[Start of Provided records]
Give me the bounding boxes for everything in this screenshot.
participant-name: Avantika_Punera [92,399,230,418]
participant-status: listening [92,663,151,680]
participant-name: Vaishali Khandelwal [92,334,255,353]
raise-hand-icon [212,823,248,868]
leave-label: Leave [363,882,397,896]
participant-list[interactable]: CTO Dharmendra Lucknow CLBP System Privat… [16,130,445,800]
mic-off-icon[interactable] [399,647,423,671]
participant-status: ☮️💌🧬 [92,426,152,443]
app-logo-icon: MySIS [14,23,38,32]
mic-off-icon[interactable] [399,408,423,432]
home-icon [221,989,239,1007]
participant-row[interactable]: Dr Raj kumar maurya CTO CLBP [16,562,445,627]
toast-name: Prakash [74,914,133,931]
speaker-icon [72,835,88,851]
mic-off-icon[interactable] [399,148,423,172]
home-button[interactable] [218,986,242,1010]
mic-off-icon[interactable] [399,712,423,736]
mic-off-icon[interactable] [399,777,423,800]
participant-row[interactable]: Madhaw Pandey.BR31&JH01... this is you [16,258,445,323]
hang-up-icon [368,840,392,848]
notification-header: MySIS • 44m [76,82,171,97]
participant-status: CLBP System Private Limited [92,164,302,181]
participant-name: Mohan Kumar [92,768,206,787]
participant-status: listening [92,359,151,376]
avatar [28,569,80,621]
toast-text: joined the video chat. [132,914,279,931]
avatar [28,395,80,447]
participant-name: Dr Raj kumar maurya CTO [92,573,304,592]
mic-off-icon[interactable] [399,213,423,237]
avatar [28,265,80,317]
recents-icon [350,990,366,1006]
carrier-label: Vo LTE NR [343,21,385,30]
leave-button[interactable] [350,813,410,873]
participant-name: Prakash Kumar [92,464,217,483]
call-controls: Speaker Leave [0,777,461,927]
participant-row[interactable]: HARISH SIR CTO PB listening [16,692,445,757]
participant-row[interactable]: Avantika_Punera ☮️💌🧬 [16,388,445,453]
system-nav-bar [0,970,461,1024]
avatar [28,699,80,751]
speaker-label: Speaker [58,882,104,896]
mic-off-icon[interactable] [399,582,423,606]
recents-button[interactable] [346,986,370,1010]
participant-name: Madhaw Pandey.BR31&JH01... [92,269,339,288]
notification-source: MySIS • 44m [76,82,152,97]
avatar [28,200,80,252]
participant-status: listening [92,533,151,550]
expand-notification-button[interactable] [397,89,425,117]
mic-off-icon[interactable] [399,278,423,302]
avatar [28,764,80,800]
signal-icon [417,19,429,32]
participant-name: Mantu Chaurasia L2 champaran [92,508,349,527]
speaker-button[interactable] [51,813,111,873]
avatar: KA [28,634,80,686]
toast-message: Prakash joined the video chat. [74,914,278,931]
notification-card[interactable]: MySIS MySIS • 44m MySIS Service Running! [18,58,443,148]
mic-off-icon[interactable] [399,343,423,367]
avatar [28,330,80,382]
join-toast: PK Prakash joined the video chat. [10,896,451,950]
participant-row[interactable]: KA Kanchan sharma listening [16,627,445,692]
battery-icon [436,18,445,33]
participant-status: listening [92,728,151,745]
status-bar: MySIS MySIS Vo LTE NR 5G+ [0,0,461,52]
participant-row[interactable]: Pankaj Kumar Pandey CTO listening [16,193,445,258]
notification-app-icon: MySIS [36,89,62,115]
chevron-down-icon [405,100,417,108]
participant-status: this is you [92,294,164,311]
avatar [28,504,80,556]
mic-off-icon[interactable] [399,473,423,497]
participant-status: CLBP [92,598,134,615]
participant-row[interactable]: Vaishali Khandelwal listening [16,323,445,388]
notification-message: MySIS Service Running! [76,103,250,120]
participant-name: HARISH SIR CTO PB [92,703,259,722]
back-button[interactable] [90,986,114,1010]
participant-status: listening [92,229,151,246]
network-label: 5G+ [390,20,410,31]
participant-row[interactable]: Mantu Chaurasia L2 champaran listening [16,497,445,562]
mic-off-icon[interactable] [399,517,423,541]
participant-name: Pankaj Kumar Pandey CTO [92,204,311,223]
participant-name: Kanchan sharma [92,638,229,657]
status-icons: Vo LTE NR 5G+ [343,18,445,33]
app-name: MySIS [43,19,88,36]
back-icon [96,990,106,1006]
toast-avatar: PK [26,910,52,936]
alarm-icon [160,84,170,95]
[End of Provided records]
[Start of Provided records]
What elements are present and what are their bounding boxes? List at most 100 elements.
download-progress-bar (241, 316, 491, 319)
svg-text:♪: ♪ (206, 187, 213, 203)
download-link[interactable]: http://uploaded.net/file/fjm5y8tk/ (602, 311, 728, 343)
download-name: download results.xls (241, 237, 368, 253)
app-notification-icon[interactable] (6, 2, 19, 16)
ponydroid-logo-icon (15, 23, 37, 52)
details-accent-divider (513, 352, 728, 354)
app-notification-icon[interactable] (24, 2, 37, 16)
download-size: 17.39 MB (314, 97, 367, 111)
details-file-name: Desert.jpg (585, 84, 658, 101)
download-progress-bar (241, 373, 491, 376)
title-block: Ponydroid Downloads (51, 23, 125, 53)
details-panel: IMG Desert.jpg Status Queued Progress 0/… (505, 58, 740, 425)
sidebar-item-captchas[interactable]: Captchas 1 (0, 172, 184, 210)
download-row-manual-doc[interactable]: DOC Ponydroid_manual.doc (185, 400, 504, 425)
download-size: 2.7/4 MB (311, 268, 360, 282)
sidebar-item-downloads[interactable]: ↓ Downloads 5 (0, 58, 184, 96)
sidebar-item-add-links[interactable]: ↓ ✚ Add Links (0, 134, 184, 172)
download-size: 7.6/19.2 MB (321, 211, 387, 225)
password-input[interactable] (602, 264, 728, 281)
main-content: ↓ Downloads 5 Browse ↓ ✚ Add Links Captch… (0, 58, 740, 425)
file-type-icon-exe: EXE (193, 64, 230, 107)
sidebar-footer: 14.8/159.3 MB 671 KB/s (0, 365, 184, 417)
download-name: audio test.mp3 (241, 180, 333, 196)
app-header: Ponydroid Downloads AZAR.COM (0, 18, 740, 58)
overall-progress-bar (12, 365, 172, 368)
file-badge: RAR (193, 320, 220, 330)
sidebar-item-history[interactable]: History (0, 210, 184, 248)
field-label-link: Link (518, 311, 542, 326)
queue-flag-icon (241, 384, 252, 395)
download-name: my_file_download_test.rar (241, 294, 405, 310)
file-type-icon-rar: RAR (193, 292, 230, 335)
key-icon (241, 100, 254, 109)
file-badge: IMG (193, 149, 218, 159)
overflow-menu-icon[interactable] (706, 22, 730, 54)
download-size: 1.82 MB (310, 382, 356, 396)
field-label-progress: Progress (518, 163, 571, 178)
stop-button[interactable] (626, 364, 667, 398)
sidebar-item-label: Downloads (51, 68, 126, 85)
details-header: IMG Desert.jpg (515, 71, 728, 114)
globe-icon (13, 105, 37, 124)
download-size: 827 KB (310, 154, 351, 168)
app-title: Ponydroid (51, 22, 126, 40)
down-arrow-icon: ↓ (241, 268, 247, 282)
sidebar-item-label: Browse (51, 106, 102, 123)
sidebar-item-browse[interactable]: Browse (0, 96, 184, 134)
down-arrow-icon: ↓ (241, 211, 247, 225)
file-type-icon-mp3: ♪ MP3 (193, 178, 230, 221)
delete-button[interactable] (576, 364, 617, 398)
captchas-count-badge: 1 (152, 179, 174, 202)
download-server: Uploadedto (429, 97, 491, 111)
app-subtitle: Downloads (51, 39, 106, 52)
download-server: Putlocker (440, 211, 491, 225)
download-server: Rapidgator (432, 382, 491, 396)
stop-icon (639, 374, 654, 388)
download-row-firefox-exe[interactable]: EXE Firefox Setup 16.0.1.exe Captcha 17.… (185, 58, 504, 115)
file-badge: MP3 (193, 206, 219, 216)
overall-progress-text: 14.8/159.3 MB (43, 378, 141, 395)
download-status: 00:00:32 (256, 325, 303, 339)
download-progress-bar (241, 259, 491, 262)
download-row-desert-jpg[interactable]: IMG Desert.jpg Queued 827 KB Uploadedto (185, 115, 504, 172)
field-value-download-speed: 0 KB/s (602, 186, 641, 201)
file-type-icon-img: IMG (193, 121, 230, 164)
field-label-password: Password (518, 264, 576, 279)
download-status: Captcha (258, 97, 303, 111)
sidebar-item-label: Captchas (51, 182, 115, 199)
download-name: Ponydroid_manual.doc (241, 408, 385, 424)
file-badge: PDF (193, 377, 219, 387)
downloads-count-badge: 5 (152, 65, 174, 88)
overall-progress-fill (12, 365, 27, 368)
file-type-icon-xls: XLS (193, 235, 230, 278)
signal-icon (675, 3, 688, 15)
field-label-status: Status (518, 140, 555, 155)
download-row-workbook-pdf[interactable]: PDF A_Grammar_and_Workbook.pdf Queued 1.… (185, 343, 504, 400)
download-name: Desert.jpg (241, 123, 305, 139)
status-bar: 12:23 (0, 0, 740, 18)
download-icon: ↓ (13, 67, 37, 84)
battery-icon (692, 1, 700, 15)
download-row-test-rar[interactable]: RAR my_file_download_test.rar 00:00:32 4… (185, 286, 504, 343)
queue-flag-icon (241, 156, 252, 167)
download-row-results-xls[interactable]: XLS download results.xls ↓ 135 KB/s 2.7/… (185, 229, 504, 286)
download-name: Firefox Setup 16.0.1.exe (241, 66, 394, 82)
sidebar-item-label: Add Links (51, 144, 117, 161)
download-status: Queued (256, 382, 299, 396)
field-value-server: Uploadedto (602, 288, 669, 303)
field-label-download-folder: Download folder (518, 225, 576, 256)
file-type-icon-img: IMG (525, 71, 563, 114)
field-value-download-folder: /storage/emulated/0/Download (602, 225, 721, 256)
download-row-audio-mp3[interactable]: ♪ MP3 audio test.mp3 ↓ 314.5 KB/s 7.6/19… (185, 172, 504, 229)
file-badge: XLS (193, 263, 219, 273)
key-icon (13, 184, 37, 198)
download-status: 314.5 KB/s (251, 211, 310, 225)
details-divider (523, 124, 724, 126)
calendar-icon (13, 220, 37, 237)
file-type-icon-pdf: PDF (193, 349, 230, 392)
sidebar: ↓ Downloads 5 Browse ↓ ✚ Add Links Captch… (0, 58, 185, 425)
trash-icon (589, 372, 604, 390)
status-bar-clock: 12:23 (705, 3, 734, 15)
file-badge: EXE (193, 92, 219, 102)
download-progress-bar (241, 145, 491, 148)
[End of Provided records]
## Stated exercise
Repeat the lines word for word, beginning with the line that contains "What elements are" and continuing through the line that contains "sidebar-item-label: Browse (51, 106, 102, 123)".

## Reply to the exercise
What elements are present and what are their bounding boxes? List at most 100 elements.
download-progress-bar (241, 316, 491, 319)
svg-text:♪: ♪ (206, 187, 213, 203)
download-link[interactable]: http://uploaded.net/file/fjm5y8tk/ (602, 311, 728, 343)
download-name: download results.xls (241, 237, 368, 253)
app-notification-icon[interactable] (6, 2, 19, 16)
ponydroid-logo-icon (15, 23, 37, 52)
details-accent-divider (513, 352, 728, 354)
app-notification-icon[interactable] (24, 2, 37, 16)
download-size: 17.39 MB (314, 97, 367, 111)
details-file-name: Desert.jpg (585, 84, 658, 101)
download-progress-bar (241, 373, 491, 376)
title-block: Ponydroid Downloads (51, 23, 125, 53)
details-panel: IMG Desert.jpg Status Queued Progress 0/… (505, 58, 740, 425)
sidebar-item-captchas[interactable]: Captchas 1 (0, 172, 184, 210)
download-row-manual-doc[interactable]: DOC Ponydroid_manual.doc (185, 400, 504, 425)
download-size: 2.7/4 MB (311, 268, 360, 282)
sidebar-item-downloads[interactable]: ↓ Downloads 5 (0, 58, 184, 96)
sidebar-item-add-links[interactable]: ↓ ✚ Add Links (0, 134, 184, 172)
download-size: 7.6/19.2 MB (321, 211, 387, 225)
password-input[interactable] (602, 264, 728, 281)
main-content: ↓ Downloads 5 Browse ↓ ✚ Add Links Captch… (0, 58, 740, 425)
file-type-icon-exe: EXE (193, 64, 230, 107)
sidebar-footer: 14.8/159.3 MB 671 KB/s (0, 365, 184, 417)
download-name: audio test.mp3 (241, 180, 333, 196)
app-header: Ponydroid Downloads AZAR.COM (0, 18, 740, 58)
overall-progress-bar (12, 365, 172, 368)
file-badge: RAR (193, 320, 220, 330)
sidebar-item-history[interactable]: History (0, 210, 184, 248)
field-label-link: Link (518, 311, 542, 326)
queue-flag-icon (241, 384, 252, 395)
download-name: my_file_download_test.rar (241, 294, 405, 310)
file-type-icon-rar: RAR (193, 292, 230, 335)
key-icon (241, 100, 254, 109)
file-badge: IMG (193, 149, 218, 159)
overflow-menu-icon[interactable] (706, 22, 730, 54)
download-size: 1.82 MB (310, 382, 356, 396)
field-label-progress: Progress (518, 163, 571, 178)
stop-button[interactable] (626, 364, 667, 398)
sidebar-item-label: Downloads (51, 68, 126, 85)
details-header: IMG Desert.jpg (515, 71, 728, 114)
globe-icon (13, 105, 37, 124)
download-size: 827 KB (310, 154, 351, 168)
app-title: Ponydroid (51, 22, 126, 40)
down-arrow-icon: ↓ (241, 268, 247, 282)
sidebar-item-label: Browse (51, 106, 102, 123)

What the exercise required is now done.